__WHAT IS REQUIRED__: Report how many lines below contain the word "website". Give only the number.

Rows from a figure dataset
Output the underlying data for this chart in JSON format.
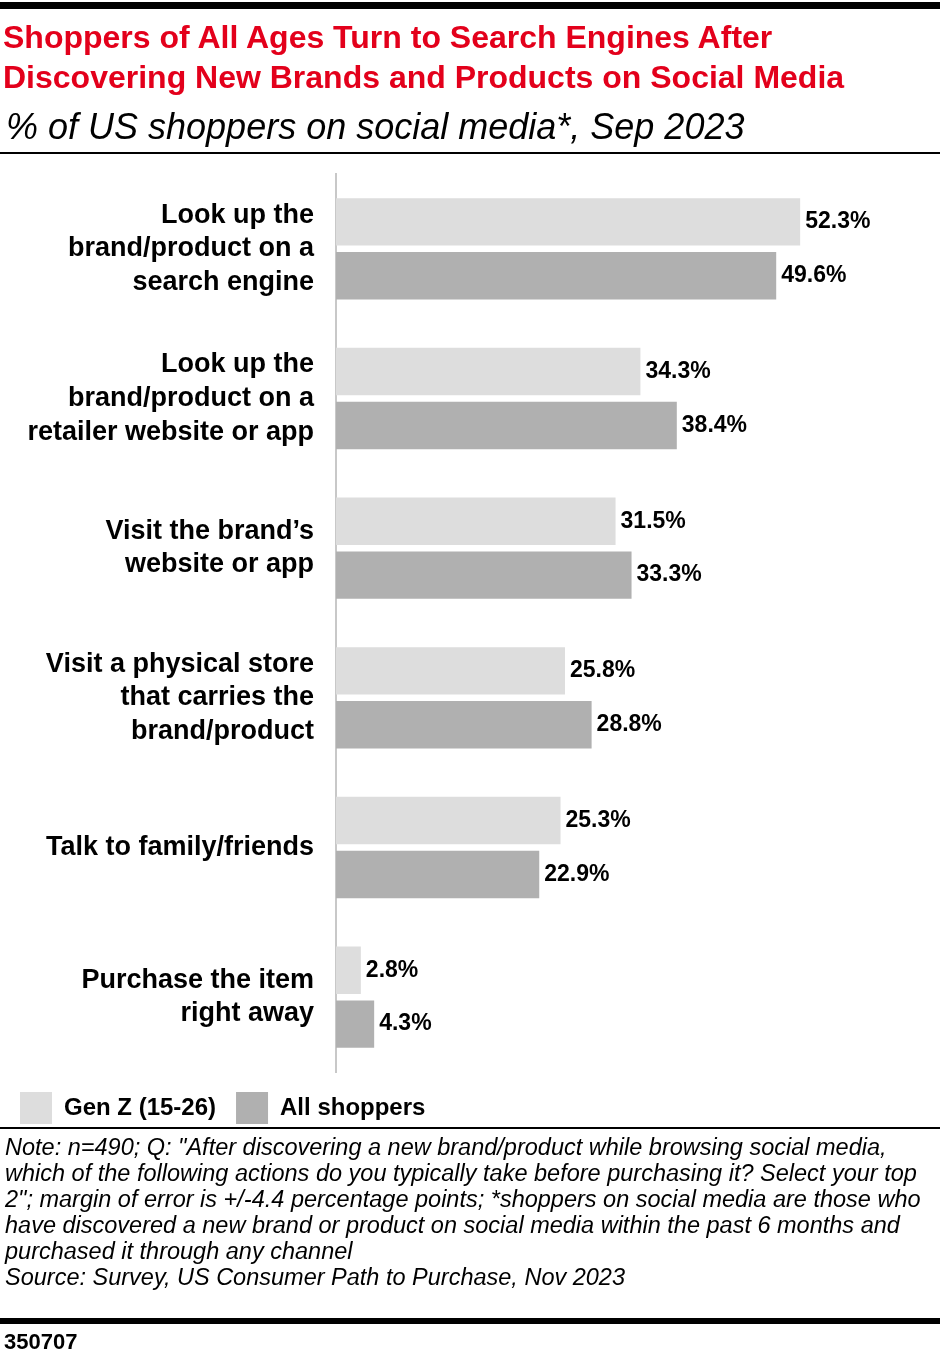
{
  "chart_data": {
    "type": "bar",
    "orientation": "horizontal",
    "title": "Shoppers of All Ages Turn to Search Engines After Discovering New Brands and Products on Social Media",
    "subtitle": "% of US shoppers on social media*, Sep 2023",
    "categories": [
      "Look up the brand/product on a search engine",
      "Look up the brand/product on a retailer website or app",
      "Visit the brand’s website or app",
      "Visit a physical store that carries the brand/product",
      "Talk to family/friends",
      "Purchase the item right away"
    ],
    "series": [
      {
        "name": "Gen Z (15-26)",
        "color": "#dddddd",
        "values": [
          52.3,
          34.3,
          31.5,
          25.8,
          25.3,
          2.8
        ],
        "value_labels": [
          "52.3%",
          "34.3%",
          "31.5%",
          "25.8%",
          "25.3%",
          "2.8%"
        ]
      },
      {
        "name": "All shoppers",
        "color": "#b0b0b0",
        "values": [
          49.6,
          38.4,
          33.3,
          28.8,
          22.9,
          4.3
        ],
        "value_labels": [
          "49.6%",
          "38.4%",
          "33.3%",
          "28.8%",
          "22.9%",
          "4.3%"
        ]
      }
    ],
    "legend": "bottom left",
    "tick_labels": "y",
    "annotations": [
      "Note: n=490; Q: \"After discovering a new brand/product while browsing social media, which of the following actions do you typically take before purchasing it? Select your top 2\"; margin of error is +/-4.4 percentage points; *shoppers on social media are those who have discovered a new brand or product on social media within the past 6 months and purchased it through any channel",
      "Source: Survey, US Consumer Path to Purchase, Nov 2023",
      "350707"
    ]
  }
}
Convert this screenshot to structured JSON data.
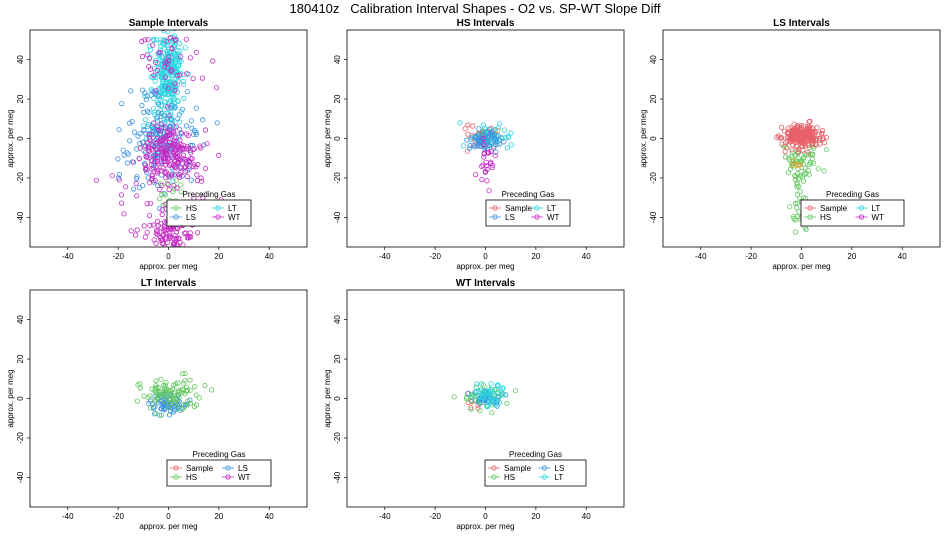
{
  "figure": {
    "title": "180410z   Calibration Interval Shapes - O2 vs. SP-WT Slope Diff"
  },
  "colors": {
    "Sample": "#E8606A",
    "HS": "#61C85E",
    "LS": "#3A93E0",
    "LT": "#2DD6E0",
    "WT": "#C42AC4",
    "Other": "#E09C2A"
  },
  "chart_data": [
    {
      "type": "scatter",
      "title": "Sample Intervals",
      "xlabel": "approx. per meg",
      "ylabel": "approx. per meg",
      "xlim": [
        -55,
        55
      ],
      "ylim": [
        -55,
        55
      ],
      "xticks": [
        -40,
        -20,
        0,
        20,
        40
      ],
      "yticks": [
        -40,
        -20,
        0,
        20,
        40
      ],
      "legend": {
        "title": "Preceding Gas",
        "position": "bottom-right",
        "entries": [
          "HS",
          "LT",
          "LS",
          "WT"
        ]
      },
      "series": [
        {
          "name": "LT",
          "clusters": [
            {
              "cx": 0,
              "cy": 35,
              "sx": 3,
              "sy": 10,
              "n": 260
            },
            {
              "cx": -3,
              "cy": 5,
              "sx": 4,
              "sy": 10,
              "n": 60
            }
          ]
        },
        {
          "name": "LS",
          "clusters": [
            {
              "cx": -3,
              "cy": 0,
              "sx": 7,
              "sy": 12,
              "n": 170
            }
          ]
        },
        {
          "name": "HS",
          "clusters": [
            {
              "cx": 0,
              "cy": -28,
              "sx": 3,
              "sy": 5,
              "n": 15
            }
          ]
        },
        {
          "name": "WT",
          "clusters": [
            {
              "cx": 0,
              "cy": -8,
              "sx": 6,
              "sy": 7,
              "n": 200
            },
            {
              "cx": 0,
              "cy": -47,
              "sx": 5,
              "sy": 4,
              "n": 90
            },
            {
              "cx": -1,
              "cy": 38,
              "sx": 7,
              "sy": 10,
              "n": 50
            },
            {
              "cx": 0,
              "cy": -25,
              "sx": 12,
              "sy": 10,
              "n": 40
            }
          ]
        }
      ]
    },
    {
      "type": "scatter",
      "title": "HS Intervals",
      "xlabel": "approx. per meg",
      "ylabel": "approx. per meg",
      "xlim": [
        -55,
        55
      ],
      "ylim": [
        -55,
        55
      ],
      "xticks": [
        -40,
        -20,
        0,
        20,
        40
      ],
      "yticks": [
        -40,
        -20,
        0,
        20,
        40
      ],
      "legend": {
        "title": "Preceding Gas",
        "position": "bottom-right",
        "entries": [
          "Sample",
          "LT",
          "LS",
          "WT"
        ]
      },
      "series": [
        {
          "name": "Sample",
          "clusters": [
            {
              "cx": -2,
              "cy": 0,
              "sx": 4,
              "sy": 3,
              "n": 30
            }
          ]
        },
        {
          "name": "Other",
          "clusters": [
            {
              "cx": -1,
              "cy": 1,
              "sx": 3,
              "sy": 3,
              "n": 10
            }
          ]
        },
        {
          "name": "LT",
          "clusters": [
            {
              "cx": 1,
              "cy": 0,
              "sx": 4,
              "sy": 3,
              "n": 40
            }
          ]
        },
        {
          "name": "LS",
          "clusters": [
            {
              "cx": 0,
              "cy": -1,
              "sx": 3,
              "sy": 3,
              "n": 60
            }
          ]
        },
        {
          "name": "WT",
          "clusters": [
            {
              "cx": 0,
              "cy": -14,
              "sx": 1.5,
              "sy": 7,
              "n": 25
            }
          ]
        }
      ]
    },
    {
      "type": "scatter",
      "title": "LS Intervals",
      "xlabel": "approx. per meg",
      "ylabel": "approx. per meg",
      "xlim": [
        -55,
        55
      ],
      "ylim": [
        -55,
        55
      ],
      "xticks": [
        -40,
        -20,
        0,
        20,
        40
      ],
      "yticks": [
        -40,
        -20,
        0,
        20,
        40
      ],
      "legend": {
        "title": "Preceding Gas",
        "position": "bottom-right",
        "entries": [
          "Sample",
          "LT",
          "HS",
          "WT"
        ]
      },
      "series": [
        {
          "name": "HS",
          "clusters": [
            {
              "cx": 0,
              "cy": -10,
              "sx": 4,
              "sy": 5,
              "n": 60
            },
            {
              "cx": -1,
              "cy": -35,
              "sx": 1.5,
              "sy": 9,
              "n": 30
            }
          ]
        },
        {
          "name": "Other",
          "clusters": [
            {
              "cx": -4,
              "cy": -13,
              "sx": 1.5,
              "sy": 1.5,
              "n": 5
            }
          ]
        },
        {
          "name": "Sample",
          "clusters": [
            {
              "cx": 0,
              "cy": 1,
              "sx": 4,
              "sy": 3,
              "n": 220
            }
          ]
        }
      ]
    },
    {
      "type": "scatter",
      "title": "LT Intervals",
      "xlabel": "approx. per meg",
      "ylabel": "approx. per meg",
      "xlim": [
        -55,
        55
      ],
      "ylim": [
        -55,
        55
      ],
      "xticks": [
        -40,
        -20,
        0,
        20,
        40
      ],
      "yticks": [
        -40,
        -20,
        0,
        20,
        40
      ],
      "legend": {
        "title": "Preceding Gas",
        "position": "bottom-right",
        "entries": [
          "Sample",
          "LS",
          "HS",
          "WT"
        ]
      },
      "series": [
        {
          "name": "LS",
          "clusters": [
            {
              "cx": 0,
              "cy": -3,
              "sx": 4,
              "sy": 2.5,
              "n": 70
            }
          ]
        },
        {
          "name": "HS",
          "clusters": [
            {
              "cx": 0,
              "cy": 3,
              "sx": 7,
              "sy": 4,
              "n": 90
            }
          ]
        }
      ]
    },
    {
      "type": "scatter",
      "title": "WT Intervals",
      "xlabel": "approx. per meg",
      "ylabel": "approx. per meg",
      "xlim": [
        -55,
        55
      ],
      "ylim": [
        -55,
        55
      ],
      "xticks": [
        -40,
        -20,
        0,
        20,
        40
      ],
      "yticks": [
        -40,
        -20,
        0,
        20,
        40
      ],
      "legend": {
        "title": "Preceding Gas",
        "position": "bottom-right",
        "entries": [
          "Sample",
          "LS",
          "HS",
          "LT"
        ]
      },
      "series": [
        {
          "name": "Sample",
          "clusters": [
            {
              "cx": -4,
              "cy": -2,
              "sx": 2,
              "sy": 1.5,
              "n": 8
            }
          ]
        },
        {
          "name": "HS",
          "clusters": [
            {
              "cx": 0,
              "cy": 0,
              "sx": 5,
              "sy": 2.5,
              "n": 50
            }
          ]
        },
        {
          "name": "LS",
          "clusters": [
            {
              "cx": 1,
              "cy": 0,
              "sx": 3,
              "sy": 2,
              "n": 35
            }
          ]
        },
        {
          "name": "LT",
          "clusters": [
            {
              "cx": 1,
              "cy": 2,
              "sx": 4,
              "sy": 3,
              "n": 45
            }
          ]
        }
      ]
    }
  ]
}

__SOLVED PROBLEM__: 2